Work to complete: Can you transcribe every record below exactly as it appears?

Raw data:
-=-=-
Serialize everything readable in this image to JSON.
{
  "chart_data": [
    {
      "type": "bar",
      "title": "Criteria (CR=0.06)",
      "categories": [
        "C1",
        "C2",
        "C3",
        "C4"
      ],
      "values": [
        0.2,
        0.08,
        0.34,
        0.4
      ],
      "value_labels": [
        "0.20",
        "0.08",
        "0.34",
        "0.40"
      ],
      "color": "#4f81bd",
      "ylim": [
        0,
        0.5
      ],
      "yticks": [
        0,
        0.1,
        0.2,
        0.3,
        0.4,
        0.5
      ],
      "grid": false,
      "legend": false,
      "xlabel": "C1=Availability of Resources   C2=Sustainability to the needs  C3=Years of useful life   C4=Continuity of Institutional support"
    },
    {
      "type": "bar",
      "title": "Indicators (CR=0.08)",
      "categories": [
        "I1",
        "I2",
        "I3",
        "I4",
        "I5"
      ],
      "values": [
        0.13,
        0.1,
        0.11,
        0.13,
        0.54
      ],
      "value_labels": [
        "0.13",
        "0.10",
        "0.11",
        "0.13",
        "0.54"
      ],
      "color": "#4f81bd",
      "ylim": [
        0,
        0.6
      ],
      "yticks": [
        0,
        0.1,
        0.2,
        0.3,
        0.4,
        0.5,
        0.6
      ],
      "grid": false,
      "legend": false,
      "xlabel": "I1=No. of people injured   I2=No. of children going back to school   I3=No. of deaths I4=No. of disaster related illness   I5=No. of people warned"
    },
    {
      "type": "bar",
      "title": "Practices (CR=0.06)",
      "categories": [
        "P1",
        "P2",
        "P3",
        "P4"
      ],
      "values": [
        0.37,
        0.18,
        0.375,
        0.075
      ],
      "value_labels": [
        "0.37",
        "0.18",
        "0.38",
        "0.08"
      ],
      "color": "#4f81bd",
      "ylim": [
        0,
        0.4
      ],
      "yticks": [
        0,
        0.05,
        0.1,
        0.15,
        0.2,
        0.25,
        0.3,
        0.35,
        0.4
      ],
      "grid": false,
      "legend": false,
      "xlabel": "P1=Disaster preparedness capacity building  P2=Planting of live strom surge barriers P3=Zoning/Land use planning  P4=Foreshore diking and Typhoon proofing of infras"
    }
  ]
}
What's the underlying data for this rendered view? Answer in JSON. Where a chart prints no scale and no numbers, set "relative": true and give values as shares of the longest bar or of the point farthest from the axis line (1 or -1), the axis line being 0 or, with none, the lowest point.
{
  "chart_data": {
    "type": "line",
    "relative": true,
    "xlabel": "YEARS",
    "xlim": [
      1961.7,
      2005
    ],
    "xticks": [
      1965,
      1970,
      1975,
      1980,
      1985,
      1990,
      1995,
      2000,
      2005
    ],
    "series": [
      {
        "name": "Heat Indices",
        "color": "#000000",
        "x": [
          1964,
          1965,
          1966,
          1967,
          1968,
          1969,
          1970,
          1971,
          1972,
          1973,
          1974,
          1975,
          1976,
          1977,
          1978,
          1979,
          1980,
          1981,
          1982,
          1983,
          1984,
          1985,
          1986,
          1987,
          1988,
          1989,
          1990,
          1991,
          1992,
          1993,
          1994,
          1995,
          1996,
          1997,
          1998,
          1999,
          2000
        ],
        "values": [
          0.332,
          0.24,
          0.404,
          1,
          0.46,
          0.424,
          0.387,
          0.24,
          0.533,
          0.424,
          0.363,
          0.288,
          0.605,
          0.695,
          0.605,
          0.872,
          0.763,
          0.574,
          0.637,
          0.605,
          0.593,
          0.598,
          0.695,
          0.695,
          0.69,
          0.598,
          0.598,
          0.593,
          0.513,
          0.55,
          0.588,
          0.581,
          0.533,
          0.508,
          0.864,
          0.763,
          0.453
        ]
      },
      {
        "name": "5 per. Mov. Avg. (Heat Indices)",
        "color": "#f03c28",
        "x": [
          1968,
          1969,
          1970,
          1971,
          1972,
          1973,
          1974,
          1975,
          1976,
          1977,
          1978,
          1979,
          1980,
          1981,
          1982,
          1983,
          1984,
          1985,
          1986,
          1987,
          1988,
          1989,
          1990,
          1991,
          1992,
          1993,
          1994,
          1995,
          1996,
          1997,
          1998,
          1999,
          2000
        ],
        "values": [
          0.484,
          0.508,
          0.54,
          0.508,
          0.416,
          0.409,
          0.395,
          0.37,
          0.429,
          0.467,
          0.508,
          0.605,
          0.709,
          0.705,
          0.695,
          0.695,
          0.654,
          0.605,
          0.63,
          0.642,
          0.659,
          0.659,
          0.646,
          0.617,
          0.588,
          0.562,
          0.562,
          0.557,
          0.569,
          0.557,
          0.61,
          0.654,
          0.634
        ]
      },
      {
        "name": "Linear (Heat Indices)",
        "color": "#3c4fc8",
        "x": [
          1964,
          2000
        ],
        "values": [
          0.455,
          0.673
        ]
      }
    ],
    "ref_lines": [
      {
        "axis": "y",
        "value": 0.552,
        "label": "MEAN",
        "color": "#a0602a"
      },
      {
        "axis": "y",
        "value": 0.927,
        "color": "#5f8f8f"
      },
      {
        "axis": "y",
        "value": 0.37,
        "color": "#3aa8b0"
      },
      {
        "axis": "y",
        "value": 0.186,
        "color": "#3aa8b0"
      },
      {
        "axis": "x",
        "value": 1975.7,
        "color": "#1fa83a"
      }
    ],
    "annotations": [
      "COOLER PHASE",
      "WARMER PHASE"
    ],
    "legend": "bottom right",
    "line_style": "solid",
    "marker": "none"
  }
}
-=-=-
Solution:
Serialize everything readable in this image to JSON.
{
  "chart_data": [
    {
      "type": "bar",
      "title": "Criteria (CR=0.06)",
      "categories": [
        "C1",
        "C2",
        "C3",
        "C4"
      ],
      "values": [
        0.2,
        0.08,
        0.34,
        0.4
      ],
      "value_labels": [
        "0.20",
        "0.08",
        "0.34",
        "0.40"
      ],
      "color": "#4f81bd",
      "ylim": [
        0,
        0.5
      ],
      "yticks": [
        0,
        0.1,
        0.2,
        0.3,
        0.4,
        0.5
      ],
      "grid": false,
      "legend": false,
      "xlabel": "C1=Availability of Resources   C2=Sustainability to the needs  C3=Years of useful life   C4=Continuity of Institutional support"
    },
    {
      "type": "bar",
      "title": "Indicators (CR=0.08)",
      "categories": [
        "I1",
        "I2",
        "I3",
        "I4",
        "I5"
      ],
      "values": [
        0.13,
        0.1,
        0.11,
        0.13,
        0.54
      ],
      "value_labels": [
        "0.13",
        "0.10",
        "0.11",
        "0.13",
        "0.54"
      ],
      "color": "#4f81bd",
      "ylim": [
        0,
        0.6
      ],
      "yticks": [
        0,
        0.1,
        0.2,
        0.3,
        0.4,
        0.5,
        0.6
      ],
      "grid": false,
      "legend": false,
      "xlabel": "I1=No. of people injured   I2=No. of children going back to school   I3=No. of deaths I4=No. of disaster related illness   I5=No. of people warned"
    },
    {
      "type": "bar",
      "title": "Practices (CR=0.06)",
      "categories": [
        "P1",
        "P2",
        "P3",
        "P4"
      ],
      "values": [
        0.37,
        0.18,
        0.375,
        0.075
      ],
      "value_labels": [
        "0.37",
        "0.18",
        "0.38",
        "0.08"
      ],
      "color": "#4f81bd",
      "ylim": [
        0,
        0.4
      ],
      "yticks": [
        0,
        0.05,
        0.1,
        0.15,
        0.2,
        0.25,
        0.3,
        0.35,
        0.4
      ],
      "grid": false,
      "legend": false,
      "xlabel": "P1=Disaster preparedness capacity building  P2=Planting of live strom surge barriers P3=Zoning/Land use planning  P4=Foreshore diking and Typhoon proofing of infras"
    }
  ]
}
What's the underlying data for this rendered view? Answer in JSON. Where a chart prints no scale and no numbers, set "relative": true and give values as shares of the longest bar or of the point farthest from the axis line (1 or -1), the axis line being 0 or, with none, the lowest point.
{
  "chart_data": {
    "type": "line",
    "relative": true,
    "xlabel": "YEARS",
    "xlim": [
      1961.7,
      2005
    ],
    "xticks": [
      1965,
      1970,
      1975,
      1980,
      1985,
      1990,
      1995,
      2000,
      2005
    ],
    "series": [
      {
        "name": "Heat Indices",
        "color": "#000000",
        "x": [
          1964,
          1965,
          1966,
          1967,
          1968,
          1969,
          1970,
          1971,
          1972,
          1973,
          1974,
          1975,
          1976,
          1977,
          1978,
          1979,
          1980,
          1981,
          1982,
          1983,
          1984,
          1985,
          1986,
          1987,
          1988,
          1989,
          1990,
          1991,
          1992,
          1993,
          1994,
          1995,
          1996,
          1997,
          1998,
          1999,
          2000
        ],
        "values": [
          0.332,
          0.24,
          0.404,
          1,
          0.46,
          0.424,
          0.387,
          0.24,
          0.533,
          0.424,
          0.363,
          0.288,
          0.605,
          0.695,
          0.605,
          0.872,
          0.763,
          0.574,
          0.637,
          0.605,
          0.593,
          0.598,
          0.695,
          0.695,
          0.69,
          0.598,
          0.598,
          0.593,
          0.513,
          0.55,
          0.588,
          0.581,
          0.533,
          0.508,
          0.864,
          0.763,
          0.453
        ]
      },
      {
        "name": "5 per. Mov. Avg. (Heat Indices)",
        "color": "#f03c28",
        "x": [
          1968,
          1969,
          1970,
          1971,
          1972,
          1973,
          1974,
          1975,
          1976,
          1977,
          1978,
          1979,
          1980,
          1981,
          1982,
          1983,
          1984,
          1985,
          1986,
          1987,
          1988,
          1989,
          1990,
          1991,
          1992,
          1993,
          1994,
          1995,
          1996,
          1997,
          1998,
          1999,
          2000
        ],
        "values": [
          0.484,
          0.508,
          0.54,
          0.508,
          0.416,
          0.409,
          0.395,
          0.37,
          0.429,
          0.467,
          0.508,
          0.605,
          0.709,
          0.705,
          0.695,
          0.695,
          0.654,
          0.605,
          0.63,
          0.642,
          0.659,
          0.659,
          0.646,
          0.617,
          0.588,
          0.562,
          0.562,
          0.557,
          0.569,
          0.557,
          0.61,
          0.654,
          0.634
        ]
      },
      {
        "name": "Linear (Heat Indices)",
        "color": "#3c4fc8",
        "x": [
          1964,
          2000
        ],
        "values": [
          0.455,
          0.673
        ]
      }
    ],
    "ref_lines": [
      {
        "axis": "y",
        "value": 0.552,
        "label": "MEAN",
        "color": "#a0602a"
      },
      {
        "axis": "y",
        "value": 0.927,
        "color": "#5f8f8f"
      },
      {
        "axis": "y",
        "value": 0.37,
        "color": "#3aa8b0"
      },
      {
        "axis": "y",
        "value": 0.186,
        "color": "#3aa8b0"
      },
      {
        "axis": "x",
        "value": 1975.7,
        "color": "#1fa83a"
      }
    ],
    "annotations": [
      "COOLER PHASE",
      "WARMER PHASE"
    ],
    "legend": "bottom right",
    "line_style": "solid",
    "marker": "none"
  }
}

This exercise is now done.